**What you have to do**
Without the pictures, return each record as it appears.
++++
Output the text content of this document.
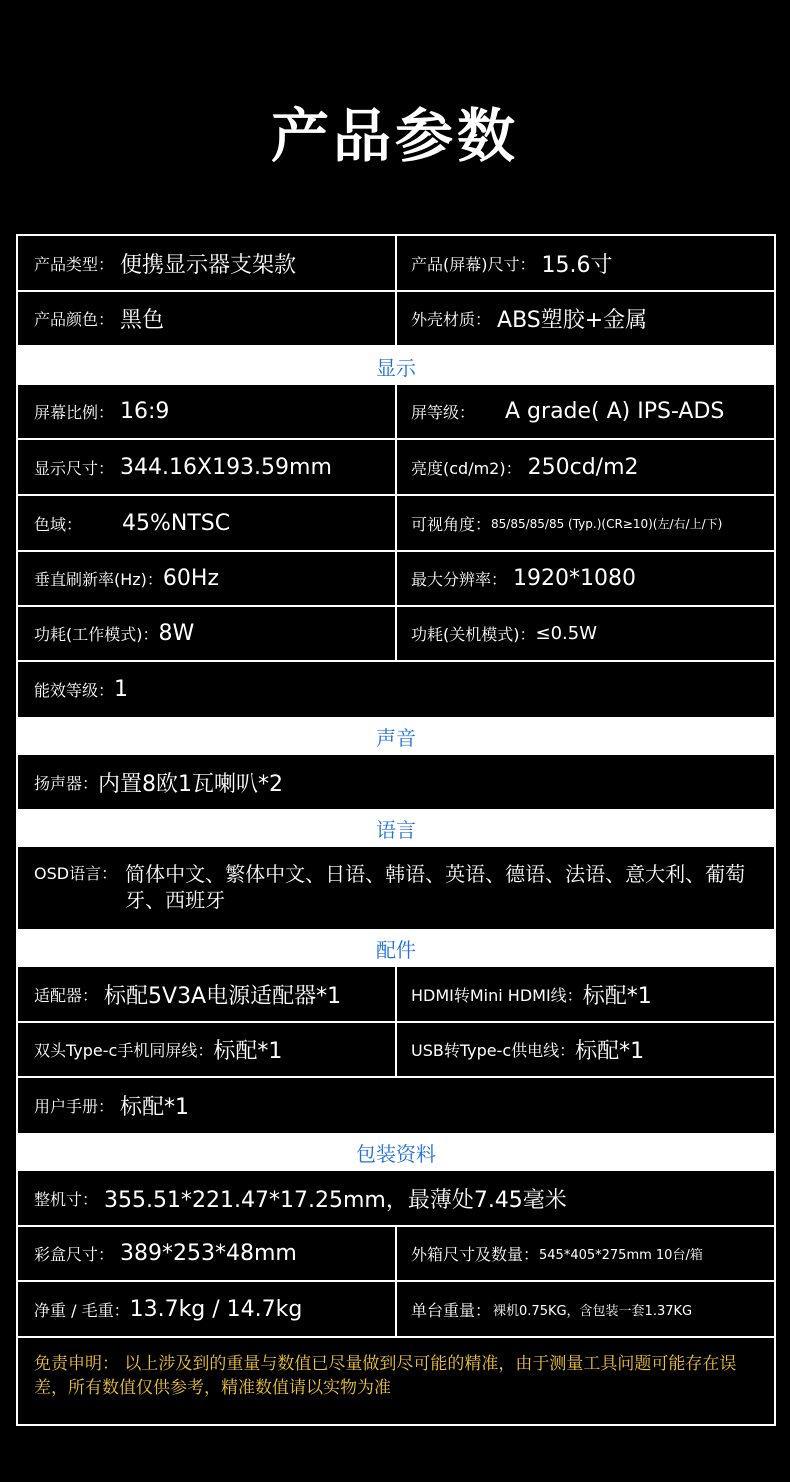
产品参数
产品类型： 便携显示器支架款	产品(屏幕)尺寸： 15.6寸
产品颜色： 黑色	外壳材质： ABS塑胶+金属
显示
屏幕比例： 16:9	屏等级： A grade( A) IPS-ADS
显示尺寸： 344.16X193.59mm	亮度(cd/m2)： 250cd/m2
色域： 45%NTSC	可视角度： 85/85/85/85 (Typ.)(CR≥10)(左/右/上/下)
垂直刷新率(Hz)： 60Hz	最大分辨率： 1920*1080
功耗(工作模式)： 8W	功耗(关机模式)： ≤0.5W
能效等级： 1
声音
扬声器： 内置8欧1瓦喇叭*2
语言
OSD语言： 简体中文、繁体中文、日语、韩语、英语、德语、法语、意大利、葡萄牙、西班牙
配件
适配器： 标配5V3A电源适配器*1	HDMI转Mini HDMI线： 标配*1
双头Type-c手机同屏线： 标配*1	USB转Type-c供电线： 标配*1
用户手册： 标配*1
包装资料
整机寸： 355.51*221.47*17.25mm，最薄处7.45毫米
彩盒尺寸： 389*253*48mm	外箱尺寸及数量： 545*405*275mm 10台/箱
净重 / 毛重： 13.7kg / 14.7kg	单台重量： 裸机0.75KG，含包装一套1.37KG
免责申明： 以上涉及到的重量与数值已尽量做到尽可能的精准，由于测量工具问题可能存在误差，所有数值仅供参考，精准数值请以实物为准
++++
**Output below**
Output the text content of this document.
产品参数
产品类型： 便携显示器支架款	产品(屏幕)尺寸： 15.6寸
产品颜色： 黑色	外壳材质： ABS塑胶+金属
显示
屏幕比例： 16:9	屏等级： A grade( A) IPS-ADS
显示尺寸： 344.16X193.59mm	亮度(cd/m2)： 250cd/m2
色域： 45%NTSC	可视角度： 85/85/85/85 (Typ.)(CR≥10)(左/右/上/下)
垂直刷新率(Hz)： 60Hz	最大分辨率： 1920*1080
功耗(工作模式)： 8W	功耗(关机模式)： ≤0.5W
能效等级： 1
声音
扬声器： 内置8欧1瓦喇叭*2
语言
OSD语言： 简体中文、繁体中文、日语、韩语、英语、德语、法语、意大利、葡萄牙、西班牙
配件
适配器： 标配5V3A电源适配器*1	HDMI转Mini HDMI线： 标配*1
双头Type-c手机同屏线： 标配*1	USB转Type-c供电线： 标配*1
用户手册： 标配*1
包装资料
整机寸： 355.51*221.47*17.25mm，最薄处7.45毫米
彩盒尺寸： 389*253*48mm	外箱尺寸及数量： 545*405*275mm 10台/箱
净重 / 毛重： 13.7kg / 14.7kg	单台重量： 裸机0.75KG，含包装一套1.37KG
免责申明： 以上涉及到的重量与数值已尽量做到尽可能的精准，由于测量工具问题可能存在误差，所有数值仅供参考，精准数值请以实物为准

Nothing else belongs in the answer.